GIVEN RECORDS:
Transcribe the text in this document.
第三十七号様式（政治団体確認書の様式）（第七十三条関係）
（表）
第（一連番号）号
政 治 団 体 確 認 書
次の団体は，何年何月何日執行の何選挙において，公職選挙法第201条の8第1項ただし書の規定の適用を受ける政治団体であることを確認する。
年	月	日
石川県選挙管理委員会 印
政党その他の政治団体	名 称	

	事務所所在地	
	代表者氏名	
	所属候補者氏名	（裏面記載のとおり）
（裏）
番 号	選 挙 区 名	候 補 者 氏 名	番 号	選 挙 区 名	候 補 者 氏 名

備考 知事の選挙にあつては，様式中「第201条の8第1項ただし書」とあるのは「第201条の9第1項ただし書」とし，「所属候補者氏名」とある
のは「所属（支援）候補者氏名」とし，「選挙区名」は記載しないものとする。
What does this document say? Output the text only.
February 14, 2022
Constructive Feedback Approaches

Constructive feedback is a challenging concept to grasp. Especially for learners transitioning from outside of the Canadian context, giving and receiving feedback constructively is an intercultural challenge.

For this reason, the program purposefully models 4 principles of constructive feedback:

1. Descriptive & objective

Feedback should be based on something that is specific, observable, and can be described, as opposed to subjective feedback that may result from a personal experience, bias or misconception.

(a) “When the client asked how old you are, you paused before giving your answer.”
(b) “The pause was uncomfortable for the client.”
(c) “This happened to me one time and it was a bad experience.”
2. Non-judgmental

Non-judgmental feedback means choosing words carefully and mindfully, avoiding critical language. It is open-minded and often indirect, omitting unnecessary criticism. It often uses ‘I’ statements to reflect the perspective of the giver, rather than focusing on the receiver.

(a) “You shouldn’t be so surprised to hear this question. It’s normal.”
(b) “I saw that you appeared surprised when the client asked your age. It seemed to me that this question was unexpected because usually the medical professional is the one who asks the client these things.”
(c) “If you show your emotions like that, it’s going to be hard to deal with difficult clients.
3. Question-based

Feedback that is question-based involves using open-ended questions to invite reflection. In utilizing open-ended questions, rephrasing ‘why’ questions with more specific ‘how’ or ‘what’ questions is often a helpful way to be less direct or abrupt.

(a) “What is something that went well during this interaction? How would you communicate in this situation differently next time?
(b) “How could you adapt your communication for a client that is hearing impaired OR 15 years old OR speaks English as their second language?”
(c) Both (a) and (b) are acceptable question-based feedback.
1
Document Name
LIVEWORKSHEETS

CHALLENGE:
Every entry must be retyped in full, exactly as given.

OUTPUT FOR THIS EXERCISE:
Transcribe the text in this document.
第三十七号様式（政治団体確認書の様式）（第七十三条関係）
（表）
第（一連番号）号
政 治 団 体 確 認 書
次の団体は，何年何月何日執行の何選挙において，公職選挙法第201条の8第1項ただし書の規定の適用を受ける政治団体であることを確認する。
年	月	日
石川県選挙管理委員会 印
政党その他の政治団体	名 称	

	事務所所在地	
	代表者氏名	
	所属候補者氏名	（裏面記載のとおり）
（裏）
番 号	選 挙 区 名	候 補 者 氏 名	番 号	選 挙 区 名	候 補 者 氏 名

備考 知事の選挙にあつては，様式中「第201条の8第1項ただし書」とあるのは「第201条の9第1項ただし書」とし，「所属候補者氏名」とある
のは「所属（支援）候補者氏名」とし，「選挙区名」は記載しないものとする。
What does this document say? Output the text only.
February 14, 2022
Constructive Feedback Approaches

Constructive feedback is a challenging concept to grasp. Especially for learners transitioning from outside of the Canadian context, giving and receiving feedback constructively is an intercultural challenge.

For this reason, the program purposefully models 4 principles of constructive feedback:

1. Descriptive & objective

Feedback should be based on something that is specific, observable, and can be described, as opposed to subjective feedback that may result from a personal experience, bias or misconception.

(a) “When the client asked how old you are, you paused before giving your answer.”
(b) “The pause was uncomfortable for the client.”
(c) “This happened to me one time and it was a bad experience.”
2. Non-judgmental

Non-judgmental feedback means choosing words carefully and mindfully, avoiding critical language. It is open-minded and often indirect, omitting unnecessary criticism. It often uses ‘I’ statements to reflect the perspective of the giver, rather than focusing on the receiver.

(a) “You shouldn’t be so surprised to hear this question. It’s normal.”
(b) “I saw that you appeared surprised when the client asked your age. It seemed to me that this question was unexpected because usually the medical professional is the one who asks the client these things.”
(c) “If you show your emotions like that, it’s going to be hard to deal with difficult clients.
3. Question-based

Feedback that is question-based involves using open-ended questions to invite reflection. In utilizing open-ended questions, rephrasing ‘why’ questions with more specific ‘how’ or ‘what’ questions is often a helpful way to be less direct or abrupt.

(a) “What is something that went well during this interaction? How would you communicate in this situation differently next time?
(b) “How could you adapt your communication for a client that is hearing impaired OR 15 years old OR speaks English as their second language?”
(c) Both (a) and (b) are acceptable question-based feedback.
1
Document Name
LIVEWORKSHEETS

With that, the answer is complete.